Collected data:
━━━━━━━━━━
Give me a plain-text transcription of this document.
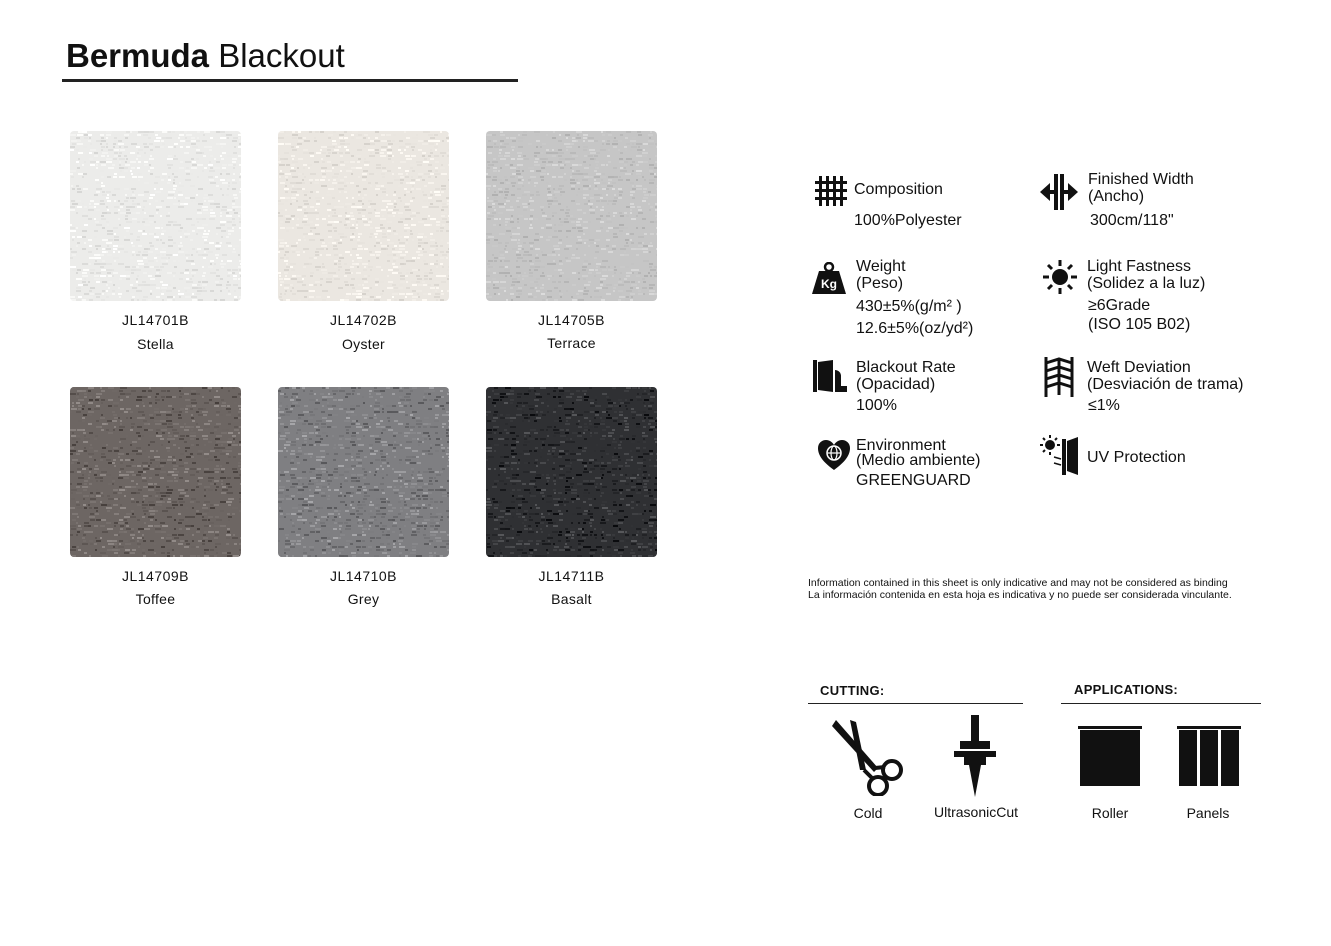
Bermuda Blackout
JL14701B
Stella
JL14702B
Oyster
JL14705B
Terrace
JL14709B
Toffee
JL14710B
Grey
JL14711B
Basalt
Composition
100%Polyester
Finished Width
(Ancho)
300cm/118"
Kg
Weight
(Peso)
430±5%(g/m² )
12.6±5%(oz/yd²)
Light Fastness
(Solidez a la luz)
≥6Grade
(ISO 105 B02)
Blackout Rate
(Opacidad)
100%
Weft Deviation
(Desviación de trama)
≤1%
Environment
(Medio ambiente)
GREENGUARD
UV Protection
Information contained in this sheet is only indicative and may not be considered as binding
La información contenida en esta hoja es indicativa y no puede ser considerada vinculante.
CUTTING:
Cold	UltrasonicCut
APPLICATIONS:
Roller	Panels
━━━━━━━━━━
Job: Print the entries above exactly, taking out only the pictures.

The result:
Give me a plain-text transcription of this document.
Bermuda Blackout
JL14701B
Stella
JL14702B
Oyster
JL14705B
Terrace
JL14709B
Toffee
JL14710B
Grey
JL14711B
Basalt
Composition
100%Polyester
Finished Width
(Ancho)
300cm/118"
Kg
Weight
(Peso)
430±5%(g/m² )
12.6±5%(oz/yd²)
Light Fastness
(Solidez a la luz)
≥6Grade
(ISO 105 B02)
Blackout Rate
(Opacidad)
100%
Weft Deviation
(Desviación de trama)
≤1%
Environment
(Medio ambiente)
GREENGUARD
UV Protection
Information contained in this sheet is only indicative and may not be considered as binding
La información contenida en esta hoja es indicativa y no puede ser considerada vinculante.
CUTTING:
Cold	UltrasonicCut
APPLICATIONS:
Roller	Panels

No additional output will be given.